PROBLEM STATEMENT:
Retype the lines of the records exactly, beginning with the line that contains "candle-body bbox=[61, 204, 63, 219]" and continuing through the line that contains "candle-body bbox=[362, 371, 364, 373]", including both of those lines.

GIVEN ENTRIES:
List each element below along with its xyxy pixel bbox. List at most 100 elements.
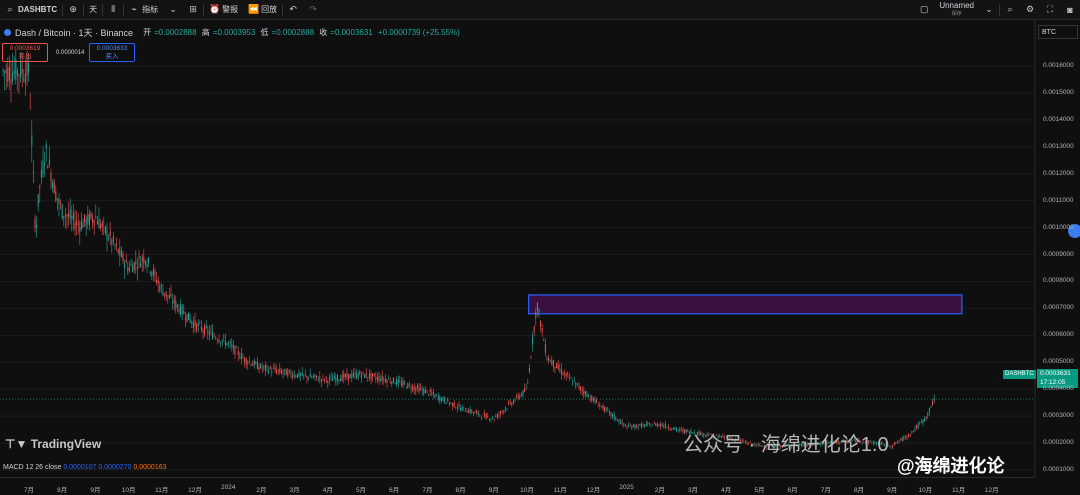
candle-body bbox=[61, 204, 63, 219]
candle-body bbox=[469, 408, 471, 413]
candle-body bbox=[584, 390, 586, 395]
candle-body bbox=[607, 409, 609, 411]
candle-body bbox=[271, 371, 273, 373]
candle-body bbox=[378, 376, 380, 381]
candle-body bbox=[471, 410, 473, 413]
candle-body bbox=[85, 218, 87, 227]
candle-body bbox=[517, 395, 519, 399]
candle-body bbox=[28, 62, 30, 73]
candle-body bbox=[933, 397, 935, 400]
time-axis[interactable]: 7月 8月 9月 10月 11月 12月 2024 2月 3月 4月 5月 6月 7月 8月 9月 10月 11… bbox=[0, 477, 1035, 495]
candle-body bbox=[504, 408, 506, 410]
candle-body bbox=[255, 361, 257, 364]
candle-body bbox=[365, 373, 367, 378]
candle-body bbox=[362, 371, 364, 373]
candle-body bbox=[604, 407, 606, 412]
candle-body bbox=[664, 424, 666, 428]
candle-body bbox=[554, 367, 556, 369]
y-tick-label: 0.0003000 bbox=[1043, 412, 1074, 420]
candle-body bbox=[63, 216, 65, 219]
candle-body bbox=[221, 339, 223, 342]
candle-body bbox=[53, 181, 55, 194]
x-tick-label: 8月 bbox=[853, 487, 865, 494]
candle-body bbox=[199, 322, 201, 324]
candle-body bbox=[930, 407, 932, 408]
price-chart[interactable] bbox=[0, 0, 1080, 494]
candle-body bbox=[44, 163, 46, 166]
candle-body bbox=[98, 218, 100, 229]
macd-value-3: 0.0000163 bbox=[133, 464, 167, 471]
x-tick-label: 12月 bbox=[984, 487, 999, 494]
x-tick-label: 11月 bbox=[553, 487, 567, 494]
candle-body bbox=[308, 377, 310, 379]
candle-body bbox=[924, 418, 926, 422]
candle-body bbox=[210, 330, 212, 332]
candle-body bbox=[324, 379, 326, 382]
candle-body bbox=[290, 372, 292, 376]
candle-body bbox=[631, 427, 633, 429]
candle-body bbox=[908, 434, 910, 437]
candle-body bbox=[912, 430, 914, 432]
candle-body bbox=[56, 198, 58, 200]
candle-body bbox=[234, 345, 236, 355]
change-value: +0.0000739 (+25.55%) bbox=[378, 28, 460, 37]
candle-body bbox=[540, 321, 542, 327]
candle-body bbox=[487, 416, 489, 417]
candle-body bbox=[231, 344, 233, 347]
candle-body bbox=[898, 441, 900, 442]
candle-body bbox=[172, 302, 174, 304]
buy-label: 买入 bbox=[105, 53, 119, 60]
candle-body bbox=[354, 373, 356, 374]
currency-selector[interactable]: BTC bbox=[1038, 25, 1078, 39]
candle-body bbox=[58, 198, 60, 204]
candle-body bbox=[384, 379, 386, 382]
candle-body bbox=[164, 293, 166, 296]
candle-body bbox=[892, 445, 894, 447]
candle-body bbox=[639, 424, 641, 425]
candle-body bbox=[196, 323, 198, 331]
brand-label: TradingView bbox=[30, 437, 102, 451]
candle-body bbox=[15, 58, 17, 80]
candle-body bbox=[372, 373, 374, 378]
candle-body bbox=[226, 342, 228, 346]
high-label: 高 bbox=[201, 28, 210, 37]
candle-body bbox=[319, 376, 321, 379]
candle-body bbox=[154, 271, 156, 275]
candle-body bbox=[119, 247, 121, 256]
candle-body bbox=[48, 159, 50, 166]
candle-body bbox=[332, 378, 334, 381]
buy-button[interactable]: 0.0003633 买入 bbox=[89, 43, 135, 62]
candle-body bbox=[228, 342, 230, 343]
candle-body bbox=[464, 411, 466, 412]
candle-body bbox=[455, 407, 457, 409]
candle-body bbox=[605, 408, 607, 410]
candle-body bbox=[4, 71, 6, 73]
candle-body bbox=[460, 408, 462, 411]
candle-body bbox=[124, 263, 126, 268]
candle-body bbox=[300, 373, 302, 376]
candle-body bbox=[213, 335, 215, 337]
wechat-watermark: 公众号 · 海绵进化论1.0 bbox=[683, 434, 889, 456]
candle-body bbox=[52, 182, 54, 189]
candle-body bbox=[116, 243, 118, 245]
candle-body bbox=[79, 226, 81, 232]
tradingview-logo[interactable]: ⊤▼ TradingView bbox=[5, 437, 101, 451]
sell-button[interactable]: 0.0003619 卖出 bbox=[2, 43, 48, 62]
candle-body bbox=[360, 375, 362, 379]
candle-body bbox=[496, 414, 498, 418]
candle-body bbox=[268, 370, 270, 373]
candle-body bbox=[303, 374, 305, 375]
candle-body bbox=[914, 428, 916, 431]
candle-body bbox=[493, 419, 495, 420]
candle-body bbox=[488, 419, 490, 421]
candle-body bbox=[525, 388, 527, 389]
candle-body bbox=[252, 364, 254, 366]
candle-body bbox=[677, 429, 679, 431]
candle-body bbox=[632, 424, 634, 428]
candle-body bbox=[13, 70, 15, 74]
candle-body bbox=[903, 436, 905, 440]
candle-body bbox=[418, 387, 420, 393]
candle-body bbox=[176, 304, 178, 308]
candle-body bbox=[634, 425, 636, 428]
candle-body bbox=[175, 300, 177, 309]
==
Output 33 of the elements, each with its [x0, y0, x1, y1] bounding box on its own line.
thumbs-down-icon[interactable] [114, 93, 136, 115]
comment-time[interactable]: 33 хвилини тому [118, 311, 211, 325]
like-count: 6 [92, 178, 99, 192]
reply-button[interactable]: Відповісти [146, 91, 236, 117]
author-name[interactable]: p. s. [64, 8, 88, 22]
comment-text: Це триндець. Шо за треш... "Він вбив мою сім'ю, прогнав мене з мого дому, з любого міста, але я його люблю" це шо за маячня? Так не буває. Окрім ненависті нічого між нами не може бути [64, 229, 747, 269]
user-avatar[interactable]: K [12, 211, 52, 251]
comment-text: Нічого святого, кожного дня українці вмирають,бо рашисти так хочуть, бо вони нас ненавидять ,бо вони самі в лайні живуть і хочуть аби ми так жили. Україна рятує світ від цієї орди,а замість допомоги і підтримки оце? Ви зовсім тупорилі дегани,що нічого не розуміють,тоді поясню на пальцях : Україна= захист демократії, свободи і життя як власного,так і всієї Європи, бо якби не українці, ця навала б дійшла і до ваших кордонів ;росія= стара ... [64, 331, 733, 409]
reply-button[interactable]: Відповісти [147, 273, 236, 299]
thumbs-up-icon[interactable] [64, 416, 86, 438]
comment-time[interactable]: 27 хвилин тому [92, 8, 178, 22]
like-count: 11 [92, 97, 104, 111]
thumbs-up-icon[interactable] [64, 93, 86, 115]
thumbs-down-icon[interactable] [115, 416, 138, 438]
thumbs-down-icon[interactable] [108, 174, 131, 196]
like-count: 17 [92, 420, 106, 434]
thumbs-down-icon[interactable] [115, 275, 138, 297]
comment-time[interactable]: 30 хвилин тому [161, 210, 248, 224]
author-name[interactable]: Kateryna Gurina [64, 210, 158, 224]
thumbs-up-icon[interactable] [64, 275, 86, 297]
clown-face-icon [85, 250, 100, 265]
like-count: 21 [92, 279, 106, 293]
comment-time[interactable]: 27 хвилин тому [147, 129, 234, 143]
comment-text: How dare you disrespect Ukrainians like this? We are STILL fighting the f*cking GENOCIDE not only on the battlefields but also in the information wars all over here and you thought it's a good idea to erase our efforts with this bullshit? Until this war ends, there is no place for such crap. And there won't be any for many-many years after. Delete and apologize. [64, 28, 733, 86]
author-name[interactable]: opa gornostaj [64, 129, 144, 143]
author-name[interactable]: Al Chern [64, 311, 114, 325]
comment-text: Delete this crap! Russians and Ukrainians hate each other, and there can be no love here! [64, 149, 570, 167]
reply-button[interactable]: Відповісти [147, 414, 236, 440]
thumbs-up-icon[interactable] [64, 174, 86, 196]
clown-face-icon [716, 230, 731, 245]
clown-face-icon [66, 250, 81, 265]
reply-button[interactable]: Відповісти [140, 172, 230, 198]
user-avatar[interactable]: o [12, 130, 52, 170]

RESULT FOR THIS EXERCISE:
candle-body bbox=[61, 204, 63, 219]
candle-body bbox=[469, 408, 471, 413]
candle-body bbox=[584, 390, 586, 395]
candle-body bbox=[607, 409, 609, 411]
candle-body bbox=[271, 371, 273, 373]
candle-body bbox=[378, 376, 380, 381]
candle-body bbox=[471, 410, 473, 413]
candle-body bbox=[85, 218, 87, 227]
candle-body bbox=[517, 395, 519, 399]
candle-body bbox=[28, 62, 30, 73]
candle-body bbox=[933, 397, 935, 400]
time-axis[interactable]: 7月 8月 9月 10月 11月 12月 2024 2月 3月 4月 5月 6月 7月 8月 9月 10月 11… bbox=[0, 477, 1035, 495]
candle-body bbox=[504, 408, 506, 410]
candle-body bbox=[255, 361, 257, 364]
candle-body bbox=[365, 373, 367, 378]
candle-body bbox=[362, 371, 364, 373]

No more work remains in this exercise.